Exercise requirements: Which lines have the string "labels"? Copy all of them from the entries below.

(Stored entries)
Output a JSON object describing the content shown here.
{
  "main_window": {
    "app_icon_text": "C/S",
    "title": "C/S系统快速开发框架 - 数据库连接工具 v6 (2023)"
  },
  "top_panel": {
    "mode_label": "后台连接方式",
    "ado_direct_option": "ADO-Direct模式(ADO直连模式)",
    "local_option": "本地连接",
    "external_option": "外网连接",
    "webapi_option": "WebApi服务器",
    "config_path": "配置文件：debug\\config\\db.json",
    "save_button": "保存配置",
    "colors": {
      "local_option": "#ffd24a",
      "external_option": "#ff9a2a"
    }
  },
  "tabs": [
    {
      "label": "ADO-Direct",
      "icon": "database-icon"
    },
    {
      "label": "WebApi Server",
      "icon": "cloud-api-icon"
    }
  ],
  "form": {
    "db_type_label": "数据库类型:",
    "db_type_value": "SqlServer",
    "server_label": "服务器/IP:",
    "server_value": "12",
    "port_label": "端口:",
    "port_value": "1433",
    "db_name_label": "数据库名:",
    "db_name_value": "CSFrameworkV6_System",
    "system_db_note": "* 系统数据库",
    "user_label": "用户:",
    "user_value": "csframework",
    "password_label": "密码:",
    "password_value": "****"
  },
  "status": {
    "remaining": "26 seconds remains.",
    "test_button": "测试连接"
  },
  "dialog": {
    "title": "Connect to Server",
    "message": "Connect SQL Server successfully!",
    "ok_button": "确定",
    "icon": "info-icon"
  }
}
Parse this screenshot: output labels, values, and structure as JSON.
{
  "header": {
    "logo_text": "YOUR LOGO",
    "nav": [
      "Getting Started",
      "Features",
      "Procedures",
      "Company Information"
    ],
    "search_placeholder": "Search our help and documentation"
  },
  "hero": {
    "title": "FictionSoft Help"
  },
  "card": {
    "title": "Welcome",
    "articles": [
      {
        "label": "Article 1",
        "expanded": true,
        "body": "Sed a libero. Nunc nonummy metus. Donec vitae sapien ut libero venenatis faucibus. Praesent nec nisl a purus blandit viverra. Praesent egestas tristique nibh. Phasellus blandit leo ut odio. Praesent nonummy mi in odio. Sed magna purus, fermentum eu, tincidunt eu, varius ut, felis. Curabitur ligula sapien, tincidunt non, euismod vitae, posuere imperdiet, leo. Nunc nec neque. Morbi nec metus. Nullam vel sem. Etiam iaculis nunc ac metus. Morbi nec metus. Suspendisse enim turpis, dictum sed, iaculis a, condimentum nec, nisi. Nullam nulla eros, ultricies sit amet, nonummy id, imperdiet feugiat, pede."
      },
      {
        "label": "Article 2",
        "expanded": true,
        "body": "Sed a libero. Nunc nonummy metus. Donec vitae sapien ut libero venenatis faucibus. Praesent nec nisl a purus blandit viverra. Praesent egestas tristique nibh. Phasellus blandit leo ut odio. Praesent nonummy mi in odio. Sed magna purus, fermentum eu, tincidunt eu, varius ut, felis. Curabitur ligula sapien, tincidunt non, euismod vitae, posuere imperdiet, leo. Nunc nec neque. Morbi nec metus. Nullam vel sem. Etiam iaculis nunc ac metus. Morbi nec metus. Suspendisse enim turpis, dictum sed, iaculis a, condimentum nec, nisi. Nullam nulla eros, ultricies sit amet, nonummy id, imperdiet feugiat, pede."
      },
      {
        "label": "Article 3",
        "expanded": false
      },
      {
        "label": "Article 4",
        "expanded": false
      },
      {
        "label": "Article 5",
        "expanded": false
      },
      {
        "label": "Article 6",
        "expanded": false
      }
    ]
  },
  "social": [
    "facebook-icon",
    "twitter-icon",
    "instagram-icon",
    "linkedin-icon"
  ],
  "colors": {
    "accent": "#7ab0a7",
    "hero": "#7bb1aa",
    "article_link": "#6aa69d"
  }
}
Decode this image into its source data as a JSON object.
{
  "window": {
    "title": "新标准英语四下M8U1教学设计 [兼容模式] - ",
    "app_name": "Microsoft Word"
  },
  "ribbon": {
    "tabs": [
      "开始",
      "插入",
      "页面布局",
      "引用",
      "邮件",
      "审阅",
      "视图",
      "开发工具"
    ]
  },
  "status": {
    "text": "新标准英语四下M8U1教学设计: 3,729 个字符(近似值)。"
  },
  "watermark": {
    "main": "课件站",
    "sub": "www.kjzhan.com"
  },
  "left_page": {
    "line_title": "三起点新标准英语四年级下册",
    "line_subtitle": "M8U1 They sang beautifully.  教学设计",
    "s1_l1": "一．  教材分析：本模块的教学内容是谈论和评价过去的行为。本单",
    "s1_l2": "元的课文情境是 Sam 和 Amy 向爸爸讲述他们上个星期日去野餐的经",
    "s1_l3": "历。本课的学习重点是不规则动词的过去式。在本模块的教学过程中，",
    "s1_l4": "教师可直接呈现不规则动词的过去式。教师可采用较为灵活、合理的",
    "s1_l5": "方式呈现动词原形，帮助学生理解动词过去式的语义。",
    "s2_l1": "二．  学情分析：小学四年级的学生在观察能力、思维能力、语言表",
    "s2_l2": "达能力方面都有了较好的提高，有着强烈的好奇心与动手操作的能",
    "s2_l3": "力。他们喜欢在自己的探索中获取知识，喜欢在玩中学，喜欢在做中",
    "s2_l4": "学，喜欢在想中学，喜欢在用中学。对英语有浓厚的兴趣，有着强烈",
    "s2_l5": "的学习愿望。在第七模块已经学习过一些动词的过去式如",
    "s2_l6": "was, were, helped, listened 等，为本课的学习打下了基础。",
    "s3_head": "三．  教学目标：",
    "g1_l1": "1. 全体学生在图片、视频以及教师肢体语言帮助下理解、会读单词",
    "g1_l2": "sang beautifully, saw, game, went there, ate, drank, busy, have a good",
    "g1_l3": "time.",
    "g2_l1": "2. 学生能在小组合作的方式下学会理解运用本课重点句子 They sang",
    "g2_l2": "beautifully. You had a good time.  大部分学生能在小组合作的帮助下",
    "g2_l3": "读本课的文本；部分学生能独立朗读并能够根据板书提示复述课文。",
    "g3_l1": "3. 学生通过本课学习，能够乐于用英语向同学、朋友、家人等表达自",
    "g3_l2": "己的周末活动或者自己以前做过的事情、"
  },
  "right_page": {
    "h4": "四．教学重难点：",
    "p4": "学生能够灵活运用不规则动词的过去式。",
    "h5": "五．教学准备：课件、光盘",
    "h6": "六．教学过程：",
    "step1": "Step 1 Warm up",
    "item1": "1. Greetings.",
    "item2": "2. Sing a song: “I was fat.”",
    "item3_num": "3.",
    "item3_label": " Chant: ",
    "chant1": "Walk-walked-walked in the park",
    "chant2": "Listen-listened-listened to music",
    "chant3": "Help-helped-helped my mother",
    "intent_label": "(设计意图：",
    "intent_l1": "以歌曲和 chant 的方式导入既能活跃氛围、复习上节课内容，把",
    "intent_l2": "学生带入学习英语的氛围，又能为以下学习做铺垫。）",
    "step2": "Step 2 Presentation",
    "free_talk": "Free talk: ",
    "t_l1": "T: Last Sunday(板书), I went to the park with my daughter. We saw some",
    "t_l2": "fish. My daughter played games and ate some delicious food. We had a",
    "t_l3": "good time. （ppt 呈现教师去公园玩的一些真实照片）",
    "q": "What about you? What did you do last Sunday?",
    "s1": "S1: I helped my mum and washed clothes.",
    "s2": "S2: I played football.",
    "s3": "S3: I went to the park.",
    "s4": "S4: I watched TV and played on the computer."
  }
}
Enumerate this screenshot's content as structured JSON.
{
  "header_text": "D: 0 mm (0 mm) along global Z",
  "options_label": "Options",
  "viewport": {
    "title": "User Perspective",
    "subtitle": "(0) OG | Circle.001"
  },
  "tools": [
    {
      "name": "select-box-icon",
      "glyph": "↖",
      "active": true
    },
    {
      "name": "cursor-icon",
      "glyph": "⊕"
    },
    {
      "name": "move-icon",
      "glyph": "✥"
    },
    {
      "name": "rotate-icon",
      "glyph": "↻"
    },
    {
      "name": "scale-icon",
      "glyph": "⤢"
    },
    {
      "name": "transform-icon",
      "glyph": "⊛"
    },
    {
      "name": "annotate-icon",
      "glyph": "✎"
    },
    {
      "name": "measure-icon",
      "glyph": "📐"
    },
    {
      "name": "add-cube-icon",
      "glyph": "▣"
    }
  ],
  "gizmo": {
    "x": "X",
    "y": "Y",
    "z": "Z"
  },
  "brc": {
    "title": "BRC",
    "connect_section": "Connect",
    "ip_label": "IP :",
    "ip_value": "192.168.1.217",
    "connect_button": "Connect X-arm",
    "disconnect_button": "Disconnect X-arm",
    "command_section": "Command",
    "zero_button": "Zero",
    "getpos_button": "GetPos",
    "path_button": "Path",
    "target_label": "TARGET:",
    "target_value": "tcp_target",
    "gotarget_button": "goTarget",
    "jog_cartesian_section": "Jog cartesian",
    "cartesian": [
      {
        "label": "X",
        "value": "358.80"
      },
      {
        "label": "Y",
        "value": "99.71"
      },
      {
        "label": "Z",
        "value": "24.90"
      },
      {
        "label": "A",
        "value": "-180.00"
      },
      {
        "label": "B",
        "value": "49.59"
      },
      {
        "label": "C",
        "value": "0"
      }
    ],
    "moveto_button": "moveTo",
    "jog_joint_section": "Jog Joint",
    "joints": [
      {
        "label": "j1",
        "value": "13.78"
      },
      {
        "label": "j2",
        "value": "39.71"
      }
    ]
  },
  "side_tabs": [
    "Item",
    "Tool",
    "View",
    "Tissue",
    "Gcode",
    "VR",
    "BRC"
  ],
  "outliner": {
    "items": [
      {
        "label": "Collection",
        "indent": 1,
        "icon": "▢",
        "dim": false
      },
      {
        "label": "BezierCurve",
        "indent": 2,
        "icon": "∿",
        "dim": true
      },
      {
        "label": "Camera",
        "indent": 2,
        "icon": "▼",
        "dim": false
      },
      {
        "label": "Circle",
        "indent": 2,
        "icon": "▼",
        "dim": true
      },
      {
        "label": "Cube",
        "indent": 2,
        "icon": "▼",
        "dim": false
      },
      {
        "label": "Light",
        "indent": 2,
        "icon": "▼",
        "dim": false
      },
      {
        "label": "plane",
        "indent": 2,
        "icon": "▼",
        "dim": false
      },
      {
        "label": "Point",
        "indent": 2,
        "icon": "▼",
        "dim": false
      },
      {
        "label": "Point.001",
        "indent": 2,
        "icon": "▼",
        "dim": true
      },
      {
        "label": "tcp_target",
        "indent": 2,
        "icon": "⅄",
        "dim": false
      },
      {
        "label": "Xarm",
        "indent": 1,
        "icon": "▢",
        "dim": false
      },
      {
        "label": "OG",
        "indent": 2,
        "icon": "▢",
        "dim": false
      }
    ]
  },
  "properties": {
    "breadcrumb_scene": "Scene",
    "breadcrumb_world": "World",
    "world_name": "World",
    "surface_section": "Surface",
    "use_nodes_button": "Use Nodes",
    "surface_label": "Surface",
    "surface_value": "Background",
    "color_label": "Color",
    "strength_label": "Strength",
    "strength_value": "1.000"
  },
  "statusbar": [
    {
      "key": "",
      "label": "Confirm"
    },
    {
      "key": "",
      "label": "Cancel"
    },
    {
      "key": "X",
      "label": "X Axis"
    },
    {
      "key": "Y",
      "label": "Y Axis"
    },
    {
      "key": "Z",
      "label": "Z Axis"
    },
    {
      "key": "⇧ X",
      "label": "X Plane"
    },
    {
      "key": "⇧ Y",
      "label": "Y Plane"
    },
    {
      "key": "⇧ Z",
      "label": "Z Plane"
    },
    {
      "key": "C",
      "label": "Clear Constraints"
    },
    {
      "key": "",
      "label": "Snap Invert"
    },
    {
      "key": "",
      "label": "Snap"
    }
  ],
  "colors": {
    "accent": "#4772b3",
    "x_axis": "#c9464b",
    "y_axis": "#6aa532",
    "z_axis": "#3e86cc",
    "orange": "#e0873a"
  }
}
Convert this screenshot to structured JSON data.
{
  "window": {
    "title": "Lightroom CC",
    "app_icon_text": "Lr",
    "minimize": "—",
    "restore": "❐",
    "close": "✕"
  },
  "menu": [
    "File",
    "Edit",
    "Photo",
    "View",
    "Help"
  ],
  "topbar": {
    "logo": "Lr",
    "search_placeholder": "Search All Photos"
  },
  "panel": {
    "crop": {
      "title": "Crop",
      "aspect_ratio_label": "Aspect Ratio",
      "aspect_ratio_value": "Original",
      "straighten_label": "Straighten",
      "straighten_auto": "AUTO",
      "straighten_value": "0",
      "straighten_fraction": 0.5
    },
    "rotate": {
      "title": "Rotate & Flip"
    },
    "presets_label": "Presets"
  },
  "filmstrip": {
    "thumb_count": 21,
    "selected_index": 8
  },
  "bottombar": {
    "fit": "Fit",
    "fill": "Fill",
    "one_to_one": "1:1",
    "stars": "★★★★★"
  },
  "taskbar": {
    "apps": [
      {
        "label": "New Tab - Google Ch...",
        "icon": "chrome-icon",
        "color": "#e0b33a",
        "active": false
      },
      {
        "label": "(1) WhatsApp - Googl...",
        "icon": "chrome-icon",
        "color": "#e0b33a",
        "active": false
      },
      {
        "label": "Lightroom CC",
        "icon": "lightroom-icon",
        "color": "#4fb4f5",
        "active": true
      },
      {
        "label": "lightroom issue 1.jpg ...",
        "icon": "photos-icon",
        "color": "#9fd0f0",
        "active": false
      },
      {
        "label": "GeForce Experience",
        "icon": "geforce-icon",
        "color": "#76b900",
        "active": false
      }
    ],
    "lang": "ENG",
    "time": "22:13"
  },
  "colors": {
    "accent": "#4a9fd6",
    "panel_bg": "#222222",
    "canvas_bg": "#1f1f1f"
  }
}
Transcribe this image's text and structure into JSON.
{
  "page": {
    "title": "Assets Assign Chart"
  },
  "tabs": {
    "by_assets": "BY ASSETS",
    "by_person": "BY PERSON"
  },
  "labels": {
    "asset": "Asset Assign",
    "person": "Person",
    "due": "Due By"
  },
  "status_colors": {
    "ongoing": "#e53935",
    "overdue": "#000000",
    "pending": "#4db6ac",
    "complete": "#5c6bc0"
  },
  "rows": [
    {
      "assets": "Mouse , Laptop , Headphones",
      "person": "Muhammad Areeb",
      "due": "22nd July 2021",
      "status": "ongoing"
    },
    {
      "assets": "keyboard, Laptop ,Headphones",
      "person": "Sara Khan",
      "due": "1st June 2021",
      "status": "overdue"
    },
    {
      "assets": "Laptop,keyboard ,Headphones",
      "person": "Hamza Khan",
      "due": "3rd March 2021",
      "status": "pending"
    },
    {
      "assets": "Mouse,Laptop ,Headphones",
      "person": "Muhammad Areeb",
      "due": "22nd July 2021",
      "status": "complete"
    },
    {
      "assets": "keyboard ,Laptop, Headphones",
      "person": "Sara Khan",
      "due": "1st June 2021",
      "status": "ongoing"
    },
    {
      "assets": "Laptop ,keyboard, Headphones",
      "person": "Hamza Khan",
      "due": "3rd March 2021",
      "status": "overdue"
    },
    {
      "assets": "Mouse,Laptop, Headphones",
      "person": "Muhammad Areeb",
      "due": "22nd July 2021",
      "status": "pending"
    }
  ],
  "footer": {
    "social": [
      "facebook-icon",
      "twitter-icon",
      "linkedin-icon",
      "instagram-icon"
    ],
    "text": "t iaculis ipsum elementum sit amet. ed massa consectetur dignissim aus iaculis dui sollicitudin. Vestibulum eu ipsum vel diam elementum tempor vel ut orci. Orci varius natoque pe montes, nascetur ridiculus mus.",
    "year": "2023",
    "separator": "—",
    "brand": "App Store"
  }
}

Final result:
Parse this screenshot: output labels, values, and structure as JSON.
  "labels": {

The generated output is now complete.